Transcribe every line exactly. Leave the pictures behind.

[Rows from a dataset]
__________________________________________________

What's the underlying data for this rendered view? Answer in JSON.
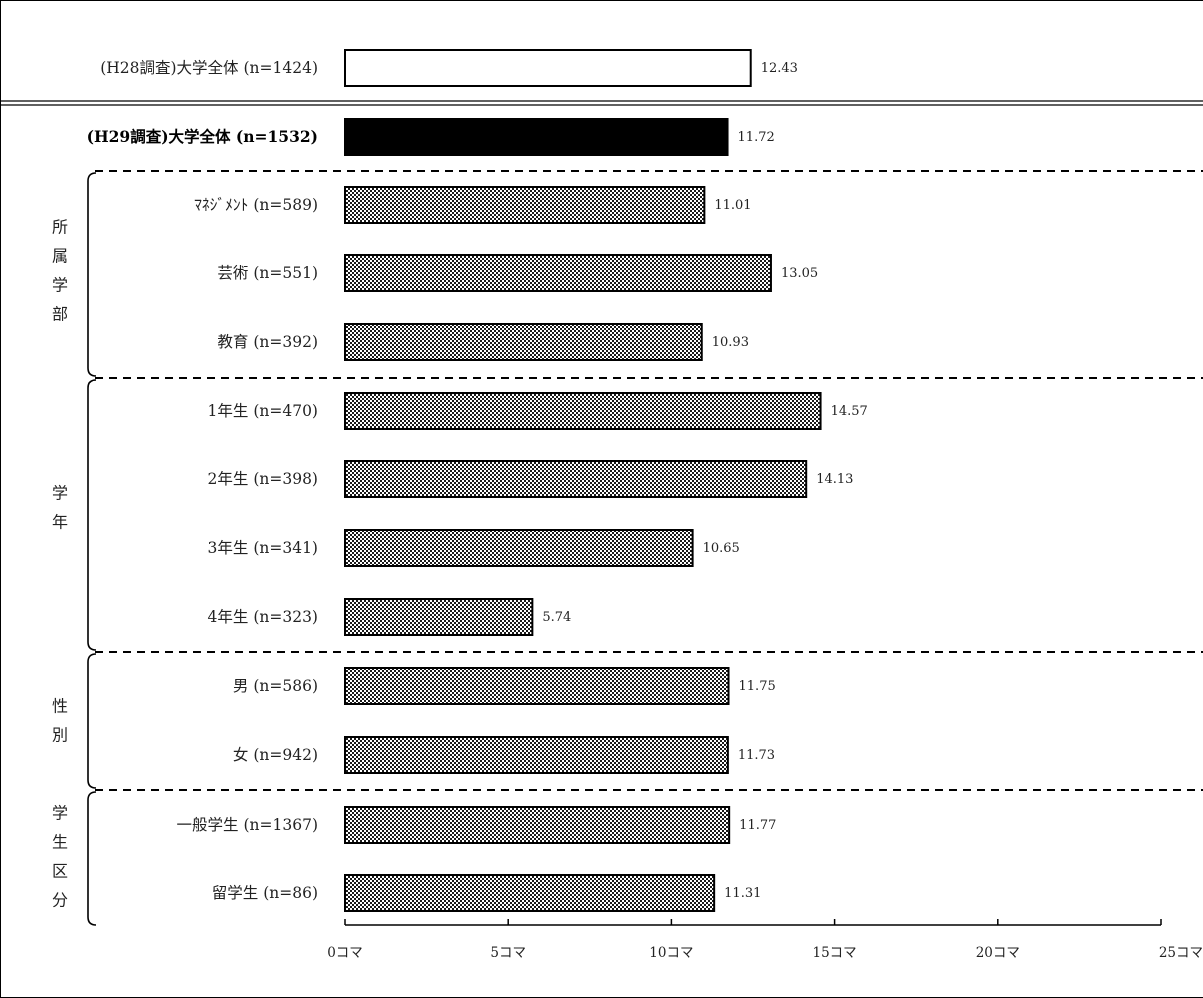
{
  "chart_data": {
    "type": "bar",
    "orientation": "horizontal",
    "xlim": [
      0,
      25
    ],
    "x_ticks": [
      "0コマ",
      "5コマ",
      "10コマ",
      "15コマ",
      "20コマ",
      "25コマ"
    ],
    "x_tick_values": [
      0,
      5,
      10,
      15,
      20,
      25
    ],
    "bars": [
      {
        "label": "(H28調査)大学全体 (n=1424)",
        "value": 12.43,
        "value_label": "12.43",
        "style": "white"
      },
      {
        "label": "(H29調査)大学全体 (n=1532)",
        "value": 11.72,
        "value_label": "11.72",
        "style": "black"
      },
      {
        "label": "ﾏﾈｼﾞﾒﾝﾄ (n=589)",
        "value": 11.01,
        "value_label": "11.01",
        "style": "pattern"
      },
      {
        "label": "芸術 (n=551)",
        "value": 13.05,
        "value_label": "13.05",
        "style": "pattern"
      },
      {
        "label": "教育 (n=392)",
        "value": 10.93,
        "value_label": "10.93",
        "style": "pattern"
      },
      {
        "label": "1年生 (n=470)",
        "value": 14.57,
        "value_label": "14.57",
        "style": "pattern"
      },
      {
        "label": "2年生 (n=398)",
        "value": 14.13,
        "value_label": "14.13",
        "style": "pattern"
      },
      {
        "label": "3年生 (n=341)",
        "value": 10.65,
        "value_label": "10.65",
        "style": "pattern"
      },
      {
        "label": "4年生 (n=323)",
        "value": 5.74,
        "value_label": "5.74",
        "style": "pattern"
      },
      {
        "label": "男 (n=586)",
        "value": 11.75,
        "value_label": "11.75",
        "style": "pattern"
      },
      {
        "label": "女 (n=942)",
        "value": 11.73,
        "value_label": "11.73",
        "style": "pattern"
      },
      {
        "label": "一般学生 (n=1367)",
        "value": 11.77,
        "value_label": "11.77",
        "style": "pattern"
      },
      {
        "label": "留学生 (n=86)",
        "value": 11.31,
        "value_label": "11.31",
        "style": "pattern"
      }
    ],
    "groups": [
      {
        "name": "所属学部",
        "chars": [
          "所",
          "属",
          "学",
          "部"
        ],
        "from": 2,
        "to": 4
      },
      {
        "name": "学年",
        "chars": [
          "学",
          "年"
        ],
        "from": 5,
        "to": 8
      },
      {
        "name": "性別",
        "chars": [
          "性",
          "別"
        ],
        "from": 9,
        "to": 10
      },
      {
        "name": "学生区分",
        "chars": [
          "学",
          "生",
          "区",
          "分"
        ],
        "from": 11,
        "to": 12
      }
    ],
    "colors": {
      "black_bar": "#000000",
      "white_bar": "#ffffff",
      "pattern_dot": "#000000"
    }
  }
}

__________________________________________________

◆ **Response to the exercise**
What's the underlying data for this rendered view? Answer in JSON.
{
  "chart_data": {
    "type": "bar",
    "orientation": "horizontal",
    "xlim": [
      0,
      25
    ],
    "x_ticks": [
      "0コマ",
      "5コマ",
      "10コマ",
      "15コマ",
      "20コマ",
      "25コマ"
    ],
    "x_tick_values": [
      0,
      5,
      10,
      15,
      20,
      25
    ],
    "bars": [
      {
        "label": "(H28調査)大学全体 (n=1424)",
        "value": 12.43,
        "value_label": "12.43",
        "style": "white"
      },
      {
        "label": "(H29調査)大学全体 (n=1532)",
        "value": 11.72,
        "value_label": "11.72",
        "style": "black"
      },
      {
        "label": "ﾏﾈｼﾞﾒﾝﾄ (n=589)",
        "value": 11.01,
        "value_label": "11.01",
        "style": "pattern"
      },
      {
        "label": "芸術 (n=551)",
        "value": 13.05,
        "value_label": "13.05",
        "style": "pattern"
      },
      {
        "label": "教育 (n=392)",
        "value": 10.93,
        "value_label": "10.93",
        "style": "pattern"
      },
      {
        "label": "1年生 (n=470)",
        "value": 14.57,
        "value_label": "14.57",
        "style": "pattern"
      },
      {
        "label": "2年生 (n=398)",
        "value": 14.13,
        "value_label": "14.13",
        "style": "pattern"
      },
      {
        "label": "3年生 (n=341)",
        "value": 10.65,
        "value_label": "10.65",
        "style": "pattern"
      },
      {
        "label": "4年生 (n=323)",
        "value": 5.74,
        "value_label": "5.74",
        "style": "pattern"
      },
      {
        "label": "男 (n=586)",
        "value": 11.75,
        "value_label": "11.75",
        "style": "pattern"
      },
      {
        "label": "女 (n=942)",
        "value": 11.73,
        "value_label": "11.73",
        "style": "pattern"
      },
      {
        "label": "一般学生 (n=1367)",
        "value": 11.77,
        "value_label": "11.77",
        "style": "pattern"
      },
      {
        "label": "留学生 (n=86)",
        "value": 11.31,
        "value_label": "11.31",
        "style": "pattern"
      }
    ],
    "groups": [
      {
        "name": "所属学部",
        "chars": [
          "所",
          "属",
          "学",
          "部"
        ],
        "from": 2,
        "to": 4
      },
      {
        "name": "学年",
        "chars": [
          "学",
          "年"
        ],
        "from": 5,
        "to": 8
      },
      {
        "name": "性別",
        "chars": [
          "性",
          "別"
        ],
        "from": 9,
        "to": 10
      },
      {
        "name": "学生区分",
        "chars": [
          "学",
          "生",
          "区",
          "分"
        ],
        "from": 11,
        "to": 12
      }
    ],
    "colors": {
      "black_bar": "#000000",
      "white_bar": "#ffffff",
      "pattern_dot": "#000000"
    }
  }
}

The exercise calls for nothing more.